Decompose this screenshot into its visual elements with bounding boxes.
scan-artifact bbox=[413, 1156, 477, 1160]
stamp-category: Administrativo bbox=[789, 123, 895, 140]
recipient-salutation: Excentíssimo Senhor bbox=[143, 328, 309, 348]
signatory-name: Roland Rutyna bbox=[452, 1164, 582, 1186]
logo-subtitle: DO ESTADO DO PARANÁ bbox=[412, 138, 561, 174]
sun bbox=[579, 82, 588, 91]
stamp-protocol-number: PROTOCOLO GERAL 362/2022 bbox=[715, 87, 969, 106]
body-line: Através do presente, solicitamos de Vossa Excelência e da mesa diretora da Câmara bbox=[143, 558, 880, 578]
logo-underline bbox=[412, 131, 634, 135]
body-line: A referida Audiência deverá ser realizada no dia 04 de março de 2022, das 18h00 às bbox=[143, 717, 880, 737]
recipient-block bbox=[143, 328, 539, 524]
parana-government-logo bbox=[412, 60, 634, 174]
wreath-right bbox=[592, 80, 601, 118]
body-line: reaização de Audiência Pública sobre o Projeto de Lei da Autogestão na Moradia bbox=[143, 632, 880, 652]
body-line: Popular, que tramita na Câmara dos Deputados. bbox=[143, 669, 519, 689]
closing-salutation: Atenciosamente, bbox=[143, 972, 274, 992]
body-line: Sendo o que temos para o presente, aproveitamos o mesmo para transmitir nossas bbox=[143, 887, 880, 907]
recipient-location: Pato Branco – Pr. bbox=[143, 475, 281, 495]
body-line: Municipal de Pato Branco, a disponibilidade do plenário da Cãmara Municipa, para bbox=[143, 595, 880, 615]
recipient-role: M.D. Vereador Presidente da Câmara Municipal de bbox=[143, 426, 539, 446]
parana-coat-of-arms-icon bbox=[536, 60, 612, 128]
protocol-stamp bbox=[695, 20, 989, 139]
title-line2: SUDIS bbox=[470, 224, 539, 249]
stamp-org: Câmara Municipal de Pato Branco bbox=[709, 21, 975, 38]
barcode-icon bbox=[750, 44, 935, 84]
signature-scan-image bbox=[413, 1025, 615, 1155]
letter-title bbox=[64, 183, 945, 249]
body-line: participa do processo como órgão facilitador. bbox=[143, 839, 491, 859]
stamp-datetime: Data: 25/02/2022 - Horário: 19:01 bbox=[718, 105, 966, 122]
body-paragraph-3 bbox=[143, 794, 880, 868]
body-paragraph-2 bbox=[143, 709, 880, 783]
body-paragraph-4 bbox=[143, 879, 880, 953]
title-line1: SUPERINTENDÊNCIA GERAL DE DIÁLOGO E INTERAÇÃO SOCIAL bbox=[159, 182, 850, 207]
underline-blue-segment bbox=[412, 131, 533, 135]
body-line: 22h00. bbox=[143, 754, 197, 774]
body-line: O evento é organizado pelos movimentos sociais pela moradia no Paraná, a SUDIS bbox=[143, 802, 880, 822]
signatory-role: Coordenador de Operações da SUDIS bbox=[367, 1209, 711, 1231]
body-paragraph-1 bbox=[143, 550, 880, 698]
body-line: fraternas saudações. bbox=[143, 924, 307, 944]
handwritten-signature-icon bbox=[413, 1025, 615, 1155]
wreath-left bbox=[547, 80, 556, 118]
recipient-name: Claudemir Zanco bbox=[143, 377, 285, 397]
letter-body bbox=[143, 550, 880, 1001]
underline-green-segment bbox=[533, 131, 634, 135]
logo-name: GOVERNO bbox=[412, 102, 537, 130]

☆ ☆ ☆ ☆ ☆

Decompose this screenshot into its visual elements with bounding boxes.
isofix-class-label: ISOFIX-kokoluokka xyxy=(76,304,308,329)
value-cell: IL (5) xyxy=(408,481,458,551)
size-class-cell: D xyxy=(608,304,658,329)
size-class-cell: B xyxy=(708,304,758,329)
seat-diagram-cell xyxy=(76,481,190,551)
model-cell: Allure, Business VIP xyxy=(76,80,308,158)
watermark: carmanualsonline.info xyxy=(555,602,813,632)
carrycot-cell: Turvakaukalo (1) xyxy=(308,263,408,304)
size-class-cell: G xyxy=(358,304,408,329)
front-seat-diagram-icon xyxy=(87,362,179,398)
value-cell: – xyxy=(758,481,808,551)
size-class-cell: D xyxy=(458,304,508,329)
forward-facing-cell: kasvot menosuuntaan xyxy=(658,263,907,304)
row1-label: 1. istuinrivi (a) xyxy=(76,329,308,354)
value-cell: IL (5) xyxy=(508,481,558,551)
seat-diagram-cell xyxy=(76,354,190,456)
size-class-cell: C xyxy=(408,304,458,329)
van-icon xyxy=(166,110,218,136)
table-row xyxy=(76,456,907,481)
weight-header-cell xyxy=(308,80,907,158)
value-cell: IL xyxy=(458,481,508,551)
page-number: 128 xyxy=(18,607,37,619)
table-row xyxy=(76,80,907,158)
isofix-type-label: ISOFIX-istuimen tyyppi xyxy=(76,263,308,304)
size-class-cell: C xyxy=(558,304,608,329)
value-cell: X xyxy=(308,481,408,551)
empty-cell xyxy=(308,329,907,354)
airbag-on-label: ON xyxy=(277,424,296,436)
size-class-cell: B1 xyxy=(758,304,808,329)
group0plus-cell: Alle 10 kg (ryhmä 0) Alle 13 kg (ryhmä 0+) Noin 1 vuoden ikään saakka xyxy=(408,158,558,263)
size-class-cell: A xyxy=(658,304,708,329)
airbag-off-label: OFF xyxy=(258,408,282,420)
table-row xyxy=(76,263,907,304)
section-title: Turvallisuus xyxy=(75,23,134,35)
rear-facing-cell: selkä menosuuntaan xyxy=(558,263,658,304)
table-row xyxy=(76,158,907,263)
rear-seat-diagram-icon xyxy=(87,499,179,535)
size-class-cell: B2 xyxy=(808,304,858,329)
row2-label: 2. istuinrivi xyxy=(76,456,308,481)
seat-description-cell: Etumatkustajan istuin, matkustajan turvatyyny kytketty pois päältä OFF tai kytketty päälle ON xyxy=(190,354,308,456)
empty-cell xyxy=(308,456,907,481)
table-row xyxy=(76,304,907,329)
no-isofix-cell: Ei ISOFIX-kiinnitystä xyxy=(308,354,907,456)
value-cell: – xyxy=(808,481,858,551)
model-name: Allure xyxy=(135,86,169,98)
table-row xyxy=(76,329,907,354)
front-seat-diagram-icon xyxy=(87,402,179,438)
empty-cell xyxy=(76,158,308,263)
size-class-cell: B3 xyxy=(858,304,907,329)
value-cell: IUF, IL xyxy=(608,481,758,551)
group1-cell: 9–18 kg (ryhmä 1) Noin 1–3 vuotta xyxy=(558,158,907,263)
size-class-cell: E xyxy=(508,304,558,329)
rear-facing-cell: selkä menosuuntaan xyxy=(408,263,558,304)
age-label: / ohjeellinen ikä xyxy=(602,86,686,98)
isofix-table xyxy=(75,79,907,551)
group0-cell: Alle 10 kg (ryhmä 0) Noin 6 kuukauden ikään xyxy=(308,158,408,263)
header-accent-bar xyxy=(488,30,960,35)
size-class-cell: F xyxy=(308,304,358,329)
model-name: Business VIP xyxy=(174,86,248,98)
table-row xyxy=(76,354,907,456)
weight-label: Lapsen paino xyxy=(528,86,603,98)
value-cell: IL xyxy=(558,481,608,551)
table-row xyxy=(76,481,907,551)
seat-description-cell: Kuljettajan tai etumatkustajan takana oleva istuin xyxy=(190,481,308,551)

☆ ☆ ☆ ☆ ☆

__To do__
Select every line of the items above that contains the string "paragraph".

__Response to this exercise__
body-paragraph-3 bbox=[143, 794, 880, 868]
body-paragraph-2 bbox=[143, 709, 880, 783]
body-paragraph-4 bbox=[143, 879, 880, 953]
body-paragraph-1 bbox=[143, 550, 880, 698]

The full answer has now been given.